## PROBLEM DESCRIPTION
Copy, from the entries below, each line in which the string "ВВЕДЕН" appears.

═══ STORED RECORDS

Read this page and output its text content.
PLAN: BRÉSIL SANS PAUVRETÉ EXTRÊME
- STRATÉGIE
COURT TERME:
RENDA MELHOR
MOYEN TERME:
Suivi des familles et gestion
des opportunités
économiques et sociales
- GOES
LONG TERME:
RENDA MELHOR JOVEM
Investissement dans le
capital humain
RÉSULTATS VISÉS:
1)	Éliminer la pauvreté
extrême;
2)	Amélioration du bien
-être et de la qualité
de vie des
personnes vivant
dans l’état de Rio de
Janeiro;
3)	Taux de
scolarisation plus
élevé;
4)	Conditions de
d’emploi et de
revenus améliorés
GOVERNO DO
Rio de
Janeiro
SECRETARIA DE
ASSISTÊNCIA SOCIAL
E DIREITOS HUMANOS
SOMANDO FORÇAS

══════
═══ STORED RECORDS

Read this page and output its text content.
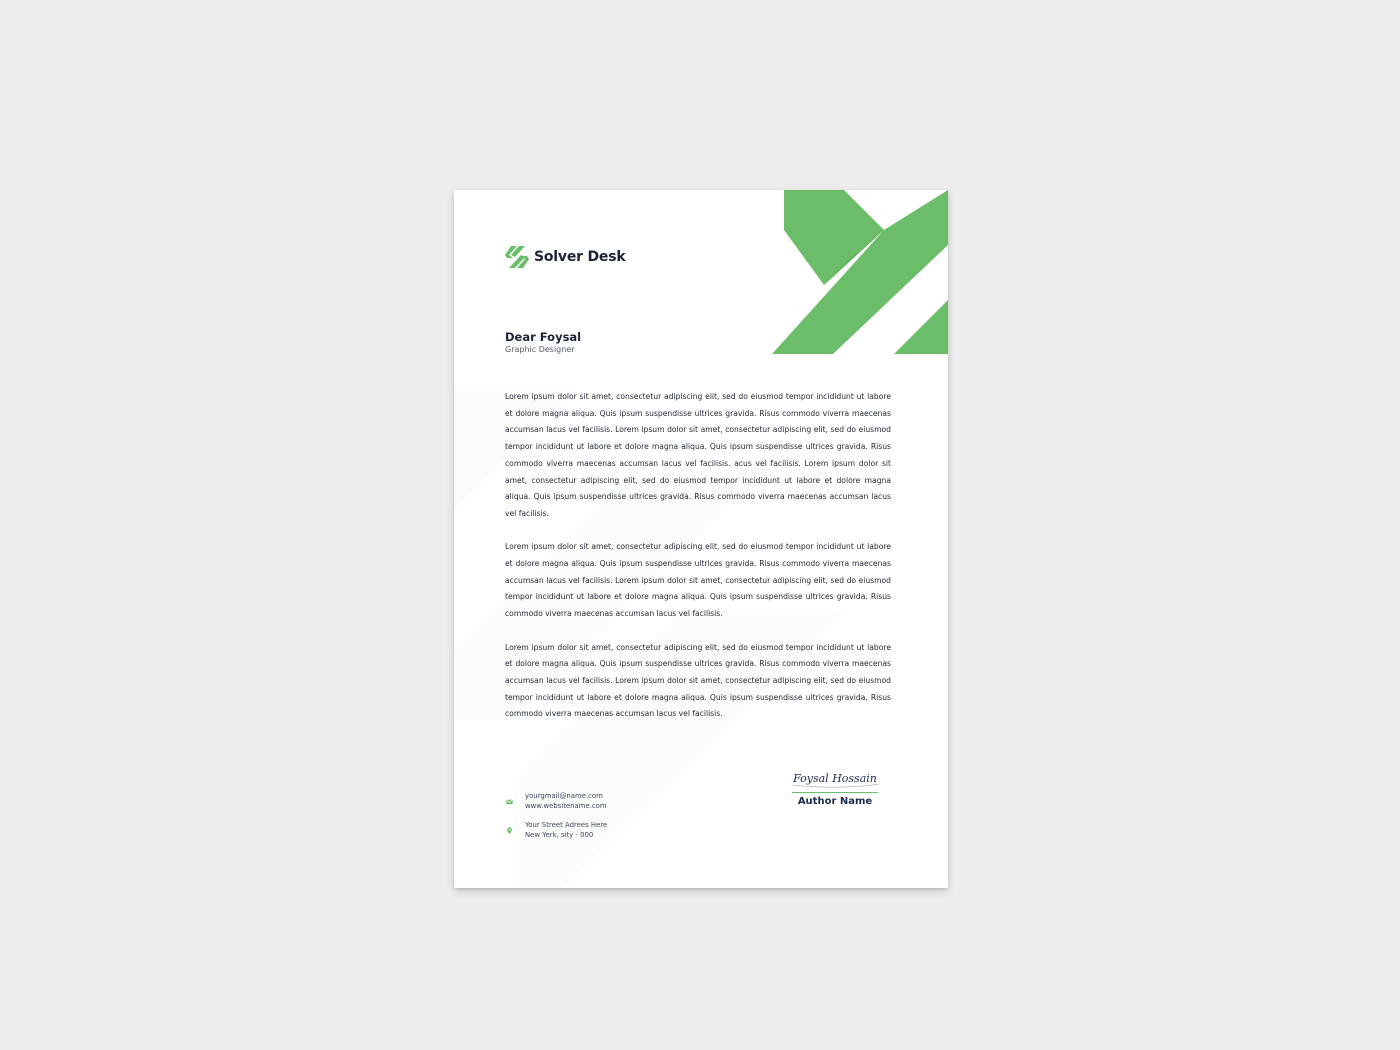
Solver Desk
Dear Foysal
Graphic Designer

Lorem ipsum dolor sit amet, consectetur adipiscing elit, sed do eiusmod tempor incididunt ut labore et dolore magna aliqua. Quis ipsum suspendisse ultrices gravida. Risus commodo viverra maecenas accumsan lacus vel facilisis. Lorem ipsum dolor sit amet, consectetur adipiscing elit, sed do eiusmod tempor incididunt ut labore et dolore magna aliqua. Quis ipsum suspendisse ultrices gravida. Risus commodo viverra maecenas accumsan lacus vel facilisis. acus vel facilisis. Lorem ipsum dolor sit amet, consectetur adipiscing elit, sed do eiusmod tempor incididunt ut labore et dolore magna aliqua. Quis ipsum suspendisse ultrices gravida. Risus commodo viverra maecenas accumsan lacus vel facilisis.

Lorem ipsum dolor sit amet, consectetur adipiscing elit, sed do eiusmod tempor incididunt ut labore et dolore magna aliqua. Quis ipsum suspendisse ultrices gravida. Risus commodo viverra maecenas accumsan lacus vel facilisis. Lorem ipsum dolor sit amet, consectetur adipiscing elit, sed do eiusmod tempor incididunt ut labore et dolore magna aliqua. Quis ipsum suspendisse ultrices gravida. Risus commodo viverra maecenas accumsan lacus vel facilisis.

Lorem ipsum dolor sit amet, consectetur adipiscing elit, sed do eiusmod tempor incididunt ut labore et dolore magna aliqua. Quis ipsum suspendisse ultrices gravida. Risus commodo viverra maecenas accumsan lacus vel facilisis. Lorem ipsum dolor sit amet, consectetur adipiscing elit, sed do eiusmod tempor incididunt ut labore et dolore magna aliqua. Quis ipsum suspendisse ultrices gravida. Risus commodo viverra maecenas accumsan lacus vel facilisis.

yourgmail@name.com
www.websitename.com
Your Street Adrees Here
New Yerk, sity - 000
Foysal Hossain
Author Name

══════
═══ STORED RECORDS

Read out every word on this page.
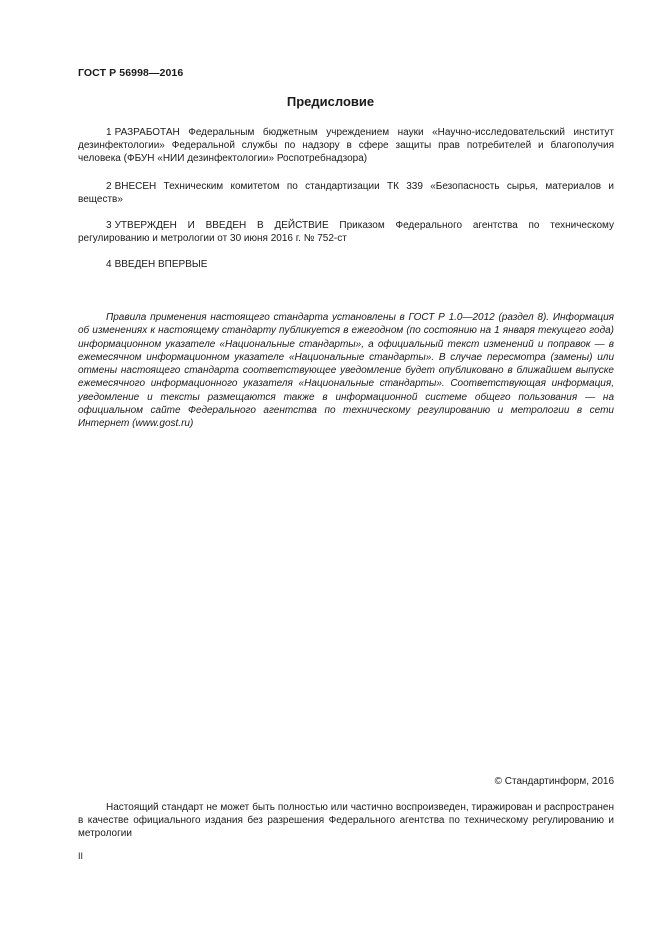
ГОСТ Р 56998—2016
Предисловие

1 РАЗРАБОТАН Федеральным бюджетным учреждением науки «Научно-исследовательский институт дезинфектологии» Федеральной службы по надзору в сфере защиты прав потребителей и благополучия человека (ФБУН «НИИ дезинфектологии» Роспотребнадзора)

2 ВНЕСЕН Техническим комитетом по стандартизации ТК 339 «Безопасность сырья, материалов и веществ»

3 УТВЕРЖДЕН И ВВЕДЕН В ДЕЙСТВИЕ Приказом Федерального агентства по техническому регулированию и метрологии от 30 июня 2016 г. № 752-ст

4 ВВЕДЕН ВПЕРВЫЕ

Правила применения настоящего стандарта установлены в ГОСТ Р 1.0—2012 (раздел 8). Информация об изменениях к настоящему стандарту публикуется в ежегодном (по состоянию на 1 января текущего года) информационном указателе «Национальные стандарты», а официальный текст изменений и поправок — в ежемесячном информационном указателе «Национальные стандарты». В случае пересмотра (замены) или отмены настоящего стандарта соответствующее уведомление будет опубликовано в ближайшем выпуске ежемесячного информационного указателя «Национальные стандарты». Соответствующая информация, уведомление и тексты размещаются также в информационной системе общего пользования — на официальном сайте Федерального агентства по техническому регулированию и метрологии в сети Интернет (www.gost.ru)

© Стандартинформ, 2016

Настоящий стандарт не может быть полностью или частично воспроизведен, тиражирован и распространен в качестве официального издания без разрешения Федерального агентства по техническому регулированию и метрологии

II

══════

## REPLY
3 УТВЕРЖДЕН И ВВЕДЕН В ДЕЙСТВИЕ Приказом Федерального агентства по техническому регулированию и метрологии от 30 июня 2016 г. № 752-ст
4 ВВЕДЕН ВПЕРВЫЕ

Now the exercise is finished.